RECORDED DATA:

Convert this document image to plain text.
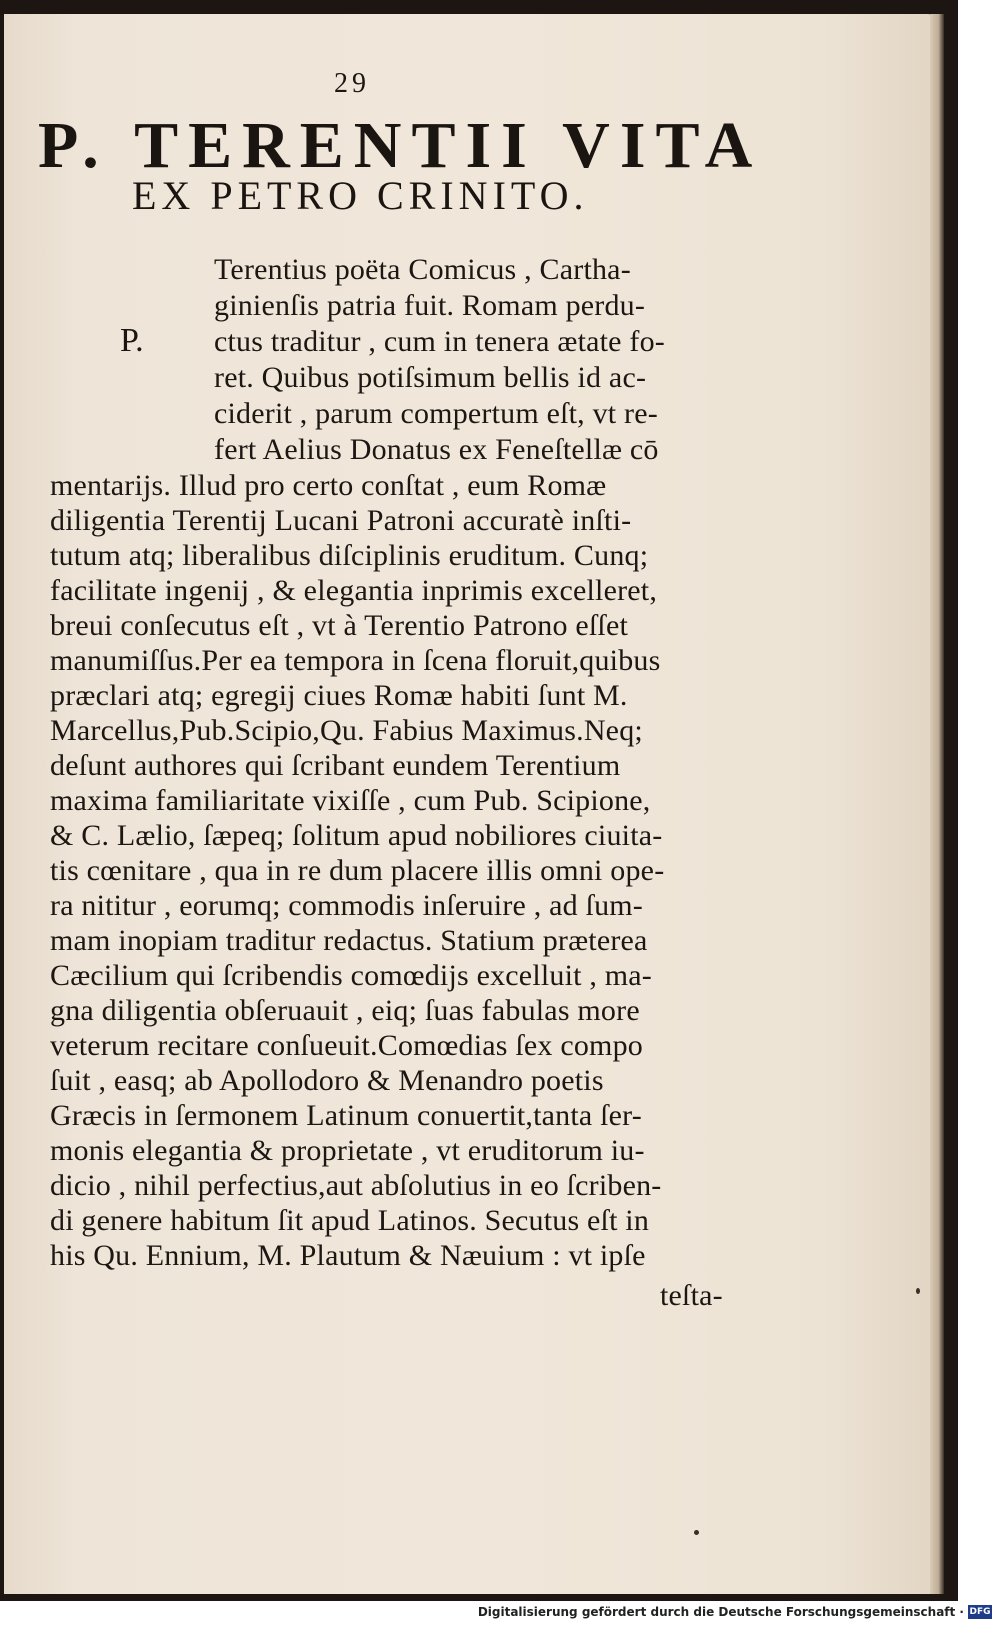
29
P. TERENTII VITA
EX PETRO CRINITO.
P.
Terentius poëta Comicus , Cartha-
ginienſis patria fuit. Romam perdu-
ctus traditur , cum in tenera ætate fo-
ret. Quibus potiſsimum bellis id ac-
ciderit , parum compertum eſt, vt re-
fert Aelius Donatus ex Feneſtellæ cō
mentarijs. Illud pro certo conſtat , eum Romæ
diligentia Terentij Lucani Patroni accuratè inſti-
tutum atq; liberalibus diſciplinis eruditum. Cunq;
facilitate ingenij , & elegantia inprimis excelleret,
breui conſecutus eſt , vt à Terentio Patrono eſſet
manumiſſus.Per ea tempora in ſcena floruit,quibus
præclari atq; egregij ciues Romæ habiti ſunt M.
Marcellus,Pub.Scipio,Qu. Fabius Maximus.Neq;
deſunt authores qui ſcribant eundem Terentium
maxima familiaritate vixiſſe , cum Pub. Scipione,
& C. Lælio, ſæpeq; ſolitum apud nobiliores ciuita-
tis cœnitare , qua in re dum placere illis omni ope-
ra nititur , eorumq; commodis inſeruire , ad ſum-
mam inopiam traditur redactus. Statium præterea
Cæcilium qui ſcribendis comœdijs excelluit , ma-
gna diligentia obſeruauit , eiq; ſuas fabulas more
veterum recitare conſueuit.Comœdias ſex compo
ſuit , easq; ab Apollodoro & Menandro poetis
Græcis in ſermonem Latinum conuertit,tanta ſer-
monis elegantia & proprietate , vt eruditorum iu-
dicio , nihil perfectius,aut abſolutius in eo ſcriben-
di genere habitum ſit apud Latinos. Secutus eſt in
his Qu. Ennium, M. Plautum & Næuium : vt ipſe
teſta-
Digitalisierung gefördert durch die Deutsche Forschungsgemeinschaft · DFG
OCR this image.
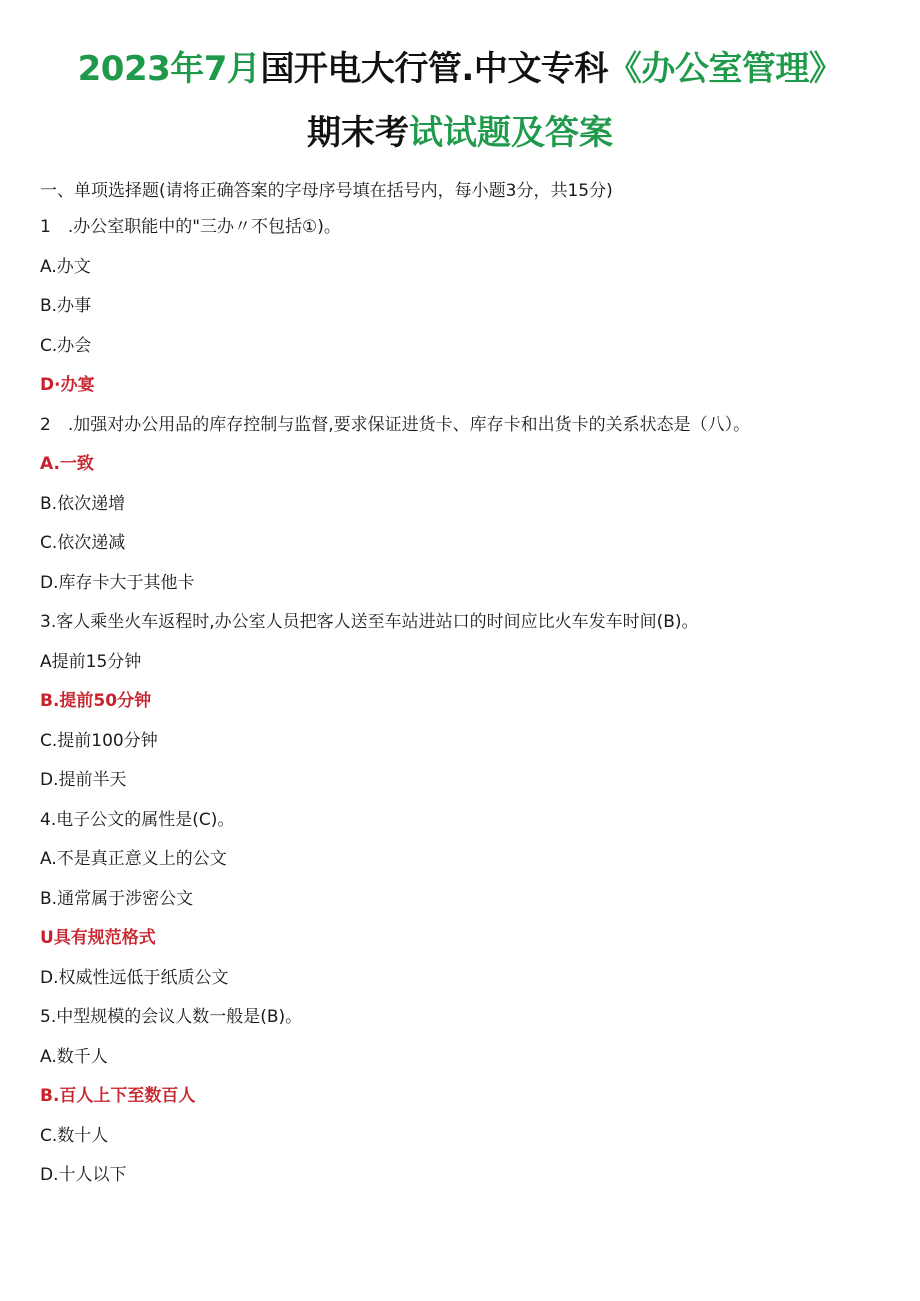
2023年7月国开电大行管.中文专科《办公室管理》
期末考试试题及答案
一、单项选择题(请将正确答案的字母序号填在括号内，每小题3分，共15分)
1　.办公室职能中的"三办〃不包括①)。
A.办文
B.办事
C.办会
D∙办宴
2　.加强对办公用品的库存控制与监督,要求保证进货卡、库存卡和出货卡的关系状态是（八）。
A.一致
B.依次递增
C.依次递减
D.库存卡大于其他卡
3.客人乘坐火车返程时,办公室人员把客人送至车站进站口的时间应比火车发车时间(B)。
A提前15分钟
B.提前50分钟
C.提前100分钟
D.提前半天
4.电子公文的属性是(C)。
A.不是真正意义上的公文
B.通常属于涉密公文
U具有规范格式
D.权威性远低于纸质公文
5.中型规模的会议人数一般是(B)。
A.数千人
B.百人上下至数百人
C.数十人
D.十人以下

WRITTEN INSTRUCTION:
Print again, word for word, every line from the line with "OCR this image." to the final line of the records, inclusive; skip the pictures.

FINAL ANSWER:
OCR this image.
2023年7月国开电大行管.中文专科《办公室管理》
期末考试试题及答案
一、单项选择题(请将正确答案的字母序号填在括号内，每小题3分，共15分)
1　.办公室职能中的"三办〃不包括①)。
A.办文
B.办事
C.办会
D∙办宴
2　.加强对办公用品的库存控制与监督,要求保证进货卡、库存卡和出货卡的关系状态是（八）。
A.一致
B.依次递增
C.依次递减
D.库存卡大于其他卡
3.客人乘坐火车返程时,办公室人员把客人送至车站进站口的时间应比火车发车时间(B)。
A提前15分钟
B.提前50分钟
C.提前100分钟
D.提前半天
4.电子公文的属性是(C)。
A.不是真正意义上的公文
B.通常属于涉密公文
U具有规范格式
D.权威性远低于纸质公文
5.中型规模的会议人数一般是(B)。
A.数千人
B.百人上下至数百人
C.数十人
D.十人以下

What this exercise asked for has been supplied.